▶ WHAT YOU WILL DO
Using the data below, copy each line that includes the word "name".

▶ RECORDS TO USE

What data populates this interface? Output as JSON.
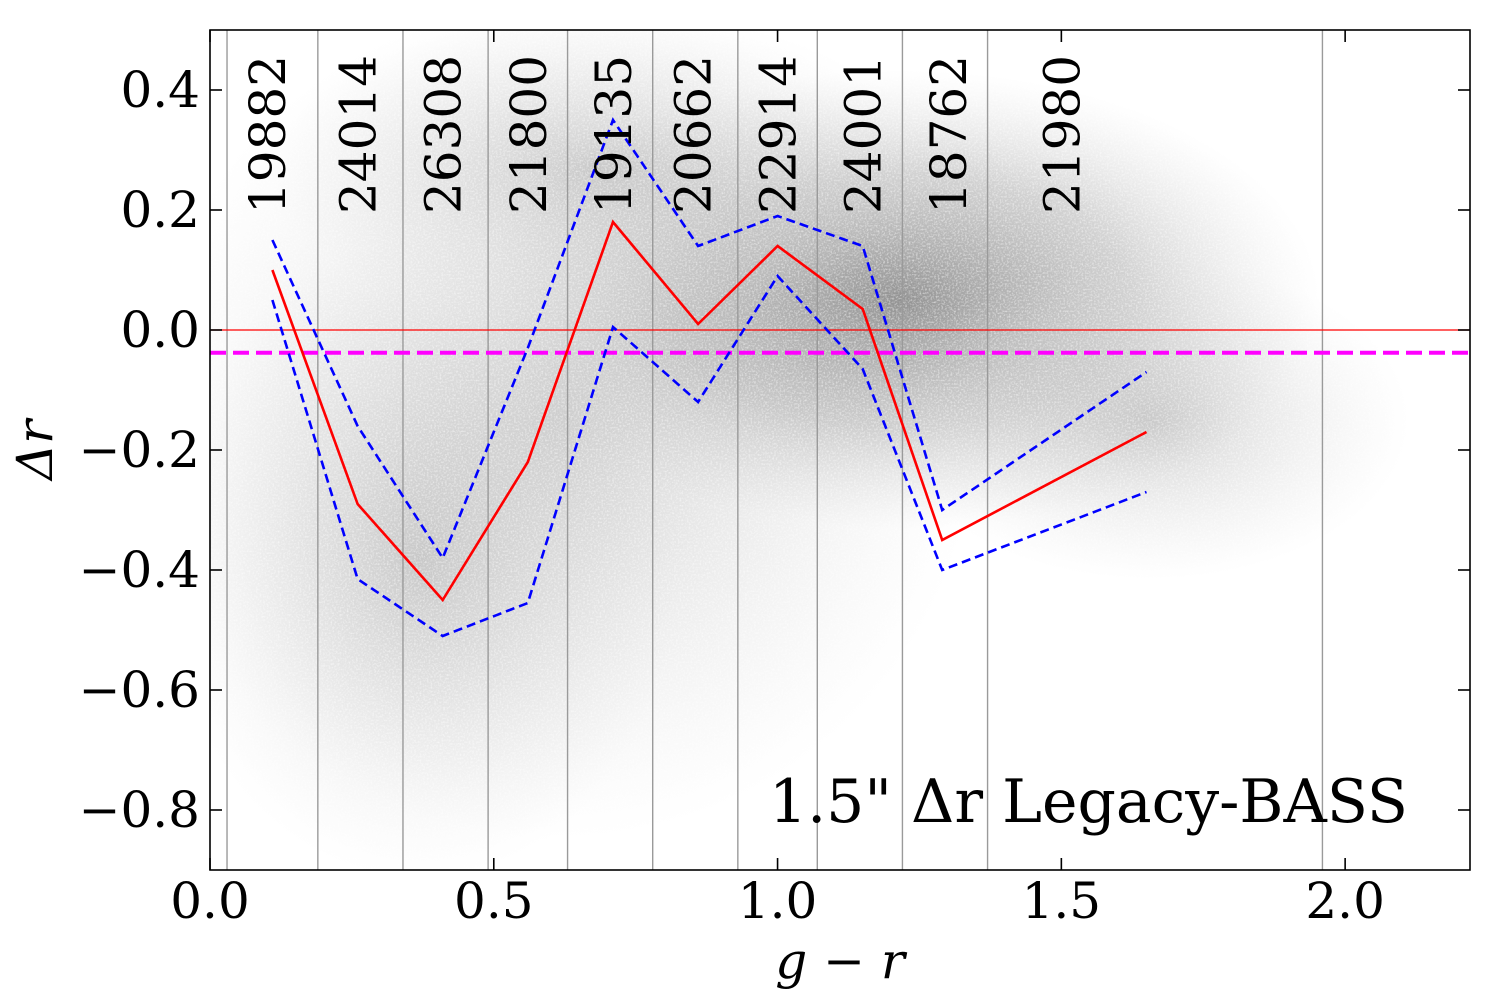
{
  "chart_data": {
    "type": "line",
    "xlabel": "g − r",
    "ylabel": "Δr",
    "xlim": [
      0.0,
      2.22
    ],
    "ylim": [
      -0.9,
      0.5
    ],
    "x_ticks": [
      0.0,
      0.5,
      1.0,
      1.5,
      2.0
    ],
    "x_tick_labels": [
      "0.0",
      "0.5",
      "1.0",
      "1.5",
      "2.0"
    ],
    "y_ticks": [
      0.4,
      0.2,
      0.0,
      -0.2,
      -0.4,
      -0.6,
      -0.8
    ],
    "y_tick_labels": [
      "0.4",
      "0.2",
      "0.0",
      "−0.2",
      "−0.4",
      "−0.6",
      "−0.8"
    ],
    "annotation": "1.5\" Δr Legacy-BASS",
    "bin_edges": [
      0.03,
      0.19,
      0.34,
      0.49,
      0.63,
      0.78,
      0.93,
      1.07,
      1.22,
      1.37,
      1.96
    ],
    "bin_counts": [
      {
        "x": 0.1,
        "label": "19882"
      },
      {
        "x": 0.26,
        "label": "24014"
      },
      {
        "x": 0.41,
        "label": "26308"
      },
      {
        "x": 0.56,
        "label": "21800"
      },
      {
        "x": 0.71,
        "label": "19135"
      },
      {
        "x": 0.85,
        "label": "20662"
      },
      {
        "x": 1.0,
        "label": "22914"
      },
      {
        "x": 1.15,
        "label": "24001"
      },
      {
        "x": 1.3,
        "label": "18762"
      },
      {
        "x": 1.5,
        "label": "21980"
      }
    ],
    "reference_lines": [
      {
        "name": "zero-line",
        "y": 0.0,
        "color": "#ff0000",
        "style": "solid"
      },
      {
        "name": "mean-offset-line",
        "y": -0.038,
        "color": "#ff00ff",
        "style": "dashed"
      }
    ],
    "series": [
      {
        "name": "median",
        "color": "#ff0000",
        "style": "solid",
        "x": [
          0.11,
          0.26,
          0.41,
          0.56,
          0.71,
          0.86,
          1.0,
          1.15,
          1.29,
          1.65
        ],
        "y": [
          0.1,
          -0.29,
          -0.45,
          -0.22,
          0.18,
          0.01,
          0.14,
          0.035,
          -0.35,
          -0.17
        ]
      },
      {
        "name": "upper-bound",
        "color": "#0000ff",
        "style": "dashed",
        "x": [
          0.11,
          0.26,
          0.41,
          0.56,
          0.71,
          0.86,
          1.0,
          1.15,
          1.29,
          1.65
        ],
        "y": [
          0.15,
          -0.16,
          -0.38,
          -0.03,
          0.35,
          0.14,
          0.19,
          0.14,
          -0.3,
          -0.07
        ]
      },
      {
        "name": "lower-bound",
        "color": "#0000ff",
        "style": "dashed",
        "x": [
          0.11,
          0.26,
          0.41,
          0.56,
          0.71,
          0.86,
          1.0,
          1.15,
          1.29,
          1.65
        ],
        "y": [
          0.05,
          -0.415,
          -0.51,
          -0.455,
          0.005,
          -0.12,
          0.09,
          -0.065,
          -0.4,
          -0.27
        ]
      }
    ]
  }
}
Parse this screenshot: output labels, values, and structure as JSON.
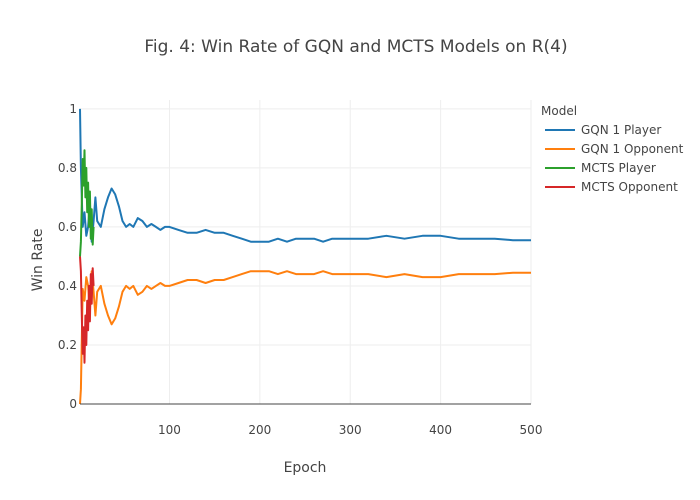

▶ CORRECT RESPONSE
        "name": "zero-line",
        "name": "mean-offset-line",
        "name": "median",
        "name": "upper-bound",
        "name": "lower-bound",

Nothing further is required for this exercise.